Member of the Kentucky Senate from the 21st district
- In office January 1, 2013 – January 1, 2021
- Preceded by: Tom Jensen
- Succeeded by: Brandon J. Storm
- In office July 1994 – January 1, 2005
- Preceded by: Gene Huff
- Succeeded by: Tom Jensen

Member of the Kentucky House of Representatives from the 85th district
- In office January 1, 1987 – January 1, 1989
- Preceded by: Tom Jensen
- Succeeded by: Tom Jensen
- In office January 1, 1972 – January 1, 1985
- Preceded by: Gene Huff
- Succeeded by: Tom Jensen

Personal details
- Born: December 19, 1938 Clay County, Kentucky, U.S.
- Died: December 2, 2024 (aged 85)
- Party: Republican
- Alma mater: Cumberland College (B.S.)
- Profession: Attorney
- Website: albertrobinsonforstatesenate.com

= Albert Robinson (Kentucky politician) =

American politician (1938–2024)

Albert L. Robinson (December 19, 1938 – December 2, 2024) was an American politician and a Republican member of the Kentucky Senate who represented District 21 from 1994 to 2005 and 2013 to 2021. Robinson previously served in the Kentucky House of Representatives from 1972 to 1985 and 1987 to 1989. He died December 2, 2024, at the age of 85.

==Education==

Robinson earned his BS from Cumberland College (now the University of the Cumberlands).

==Elections==
- 2020 Robinson was challenged by Brandon J. Storm and Kay Hensley for the Republican primary. Robinson got second place, losing by 744 votes to Storm meaning he would not be competing in the general election.
- 2016 Robinson defeated Michael Bryant in the Republican Primary and faced Democratic nominee Janice Odom winning with 33,770 votes (75.12%).
- 2012 When District 21 Senator Tom Jensen left the Legislature and left the seat open, Robinson was unopposed for the May 22, 2012, Republican Primary and won the November 6, 2012, general election with 20,490 votes (53.8%) against Democratic nominee Amie Hacker.
- 2004 Robinson was challenged by Tom Jensen in the 2004 Republican Primary and lost; Jensen was unopposed for the November 2, 2004, general election.
- 2000 Robinson was unopposed for the 2000 Republican Primary and won the November 7, 2000, general election with 20,547 votes (58.0%) against Democratic nominee Lawrence Kuhl.
- 1996 Robinson won the three-way 1996 Republican Primary and was unopposed for the November 5, 1996, general election.

# EXTRACTED MATERIAL
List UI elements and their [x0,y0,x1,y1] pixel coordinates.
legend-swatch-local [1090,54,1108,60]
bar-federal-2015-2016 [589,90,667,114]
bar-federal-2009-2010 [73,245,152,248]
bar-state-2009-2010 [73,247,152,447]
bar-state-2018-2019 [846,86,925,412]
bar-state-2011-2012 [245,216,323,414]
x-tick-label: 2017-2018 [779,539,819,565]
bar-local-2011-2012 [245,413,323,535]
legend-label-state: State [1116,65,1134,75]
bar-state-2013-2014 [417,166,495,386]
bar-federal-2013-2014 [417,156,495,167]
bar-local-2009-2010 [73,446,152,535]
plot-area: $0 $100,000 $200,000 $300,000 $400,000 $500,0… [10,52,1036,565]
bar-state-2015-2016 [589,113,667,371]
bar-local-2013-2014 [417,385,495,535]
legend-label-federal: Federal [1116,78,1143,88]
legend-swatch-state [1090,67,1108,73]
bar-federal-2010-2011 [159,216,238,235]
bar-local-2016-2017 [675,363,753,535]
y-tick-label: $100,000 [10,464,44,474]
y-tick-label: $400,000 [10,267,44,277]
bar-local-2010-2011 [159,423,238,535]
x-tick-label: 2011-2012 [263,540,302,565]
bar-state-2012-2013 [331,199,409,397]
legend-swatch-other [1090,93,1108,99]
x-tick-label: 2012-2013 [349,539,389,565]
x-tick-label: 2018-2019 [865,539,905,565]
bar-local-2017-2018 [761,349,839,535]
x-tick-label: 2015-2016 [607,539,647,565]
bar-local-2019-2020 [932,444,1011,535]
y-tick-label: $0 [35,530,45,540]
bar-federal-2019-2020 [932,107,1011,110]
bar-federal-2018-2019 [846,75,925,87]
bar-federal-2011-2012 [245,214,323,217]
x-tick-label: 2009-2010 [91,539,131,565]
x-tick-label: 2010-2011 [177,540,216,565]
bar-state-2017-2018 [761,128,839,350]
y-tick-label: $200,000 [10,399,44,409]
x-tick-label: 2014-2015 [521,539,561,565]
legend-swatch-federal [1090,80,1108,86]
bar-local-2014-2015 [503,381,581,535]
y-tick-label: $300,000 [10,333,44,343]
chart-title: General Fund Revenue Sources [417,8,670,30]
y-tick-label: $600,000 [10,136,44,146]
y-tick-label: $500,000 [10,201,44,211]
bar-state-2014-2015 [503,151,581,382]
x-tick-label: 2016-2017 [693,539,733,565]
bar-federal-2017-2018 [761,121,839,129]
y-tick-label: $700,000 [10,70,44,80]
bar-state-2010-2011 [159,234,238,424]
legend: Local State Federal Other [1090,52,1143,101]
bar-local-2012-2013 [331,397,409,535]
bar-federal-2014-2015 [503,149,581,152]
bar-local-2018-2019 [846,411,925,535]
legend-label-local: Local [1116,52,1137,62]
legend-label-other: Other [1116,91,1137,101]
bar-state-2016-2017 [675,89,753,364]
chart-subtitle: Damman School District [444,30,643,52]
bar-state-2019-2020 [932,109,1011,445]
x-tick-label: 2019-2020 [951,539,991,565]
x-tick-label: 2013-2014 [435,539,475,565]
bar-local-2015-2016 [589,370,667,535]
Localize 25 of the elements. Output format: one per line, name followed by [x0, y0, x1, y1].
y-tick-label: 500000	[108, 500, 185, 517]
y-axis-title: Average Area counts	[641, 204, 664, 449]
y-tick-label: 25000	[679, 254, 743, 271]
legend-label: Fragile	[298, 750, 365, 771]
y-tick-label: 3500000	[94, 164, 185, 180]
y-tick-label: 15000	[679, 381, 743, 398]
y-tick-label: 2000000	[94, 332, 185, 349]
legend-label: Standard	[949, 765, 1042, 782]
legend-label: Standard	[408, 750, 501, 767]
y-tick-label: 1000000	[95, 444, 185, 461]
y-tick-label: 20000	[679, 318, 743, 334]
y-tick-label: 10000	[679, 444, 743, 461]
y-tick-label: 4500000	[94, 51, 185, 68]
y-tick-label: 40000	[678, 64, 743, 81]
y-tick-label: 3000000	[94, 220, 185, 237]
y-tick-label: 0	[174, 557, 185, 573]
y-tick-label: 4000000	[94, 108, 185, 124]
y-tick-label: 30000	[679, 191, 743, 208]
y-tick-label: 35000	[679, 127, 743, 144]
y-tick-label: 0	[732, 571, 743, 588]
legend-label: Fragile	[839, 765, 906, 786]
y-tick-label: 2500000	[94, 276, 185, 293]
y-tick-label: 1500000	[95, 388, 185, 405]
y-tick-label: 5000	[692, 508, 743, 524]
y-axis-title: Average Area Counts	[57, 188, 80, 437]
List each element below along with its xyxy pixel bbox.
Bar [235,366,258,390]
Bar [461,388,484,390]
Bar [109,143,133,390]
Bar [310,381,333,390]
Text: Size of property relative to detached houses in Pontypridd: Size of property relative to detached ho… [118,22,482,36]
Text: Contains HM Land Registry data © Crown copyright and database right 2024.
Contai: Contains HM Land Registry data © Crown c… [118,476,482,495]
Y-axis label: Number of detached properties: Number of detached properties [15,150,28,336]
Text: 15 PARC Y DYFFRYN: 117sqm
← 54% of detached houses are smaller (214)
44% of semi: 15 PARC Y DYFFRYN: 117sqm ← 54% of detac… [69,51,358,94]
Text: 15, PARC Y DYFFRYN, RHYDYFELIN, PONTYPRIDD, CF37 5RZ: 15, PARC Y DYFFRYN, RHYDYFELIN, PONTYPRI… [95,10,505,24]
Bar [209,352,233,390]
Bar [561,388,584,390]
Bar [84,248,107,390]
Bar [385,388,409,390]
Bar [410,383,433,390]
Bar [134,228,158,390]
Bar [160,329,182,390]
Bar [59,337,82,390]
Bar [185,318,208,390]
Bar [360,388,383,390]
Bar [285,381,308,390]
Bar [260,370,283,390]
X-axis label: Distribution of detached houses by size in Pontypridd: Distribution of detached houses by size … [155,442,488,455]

# PROBLEM REQUIREMENTS
Reproduce the passage of the Albert Robinson article starting at "Personal details" and ending at "Cumberland College (B.S.)", word for word.

# OUTPUT FOR THIS TASK
Personal details
- Born: December 19, 1938 Clay County, Kentucky, U.S.
- Died: December 2, 2024 (aged 85)
- Party: Republican
- Alma mater: Cumberland College (B.S.)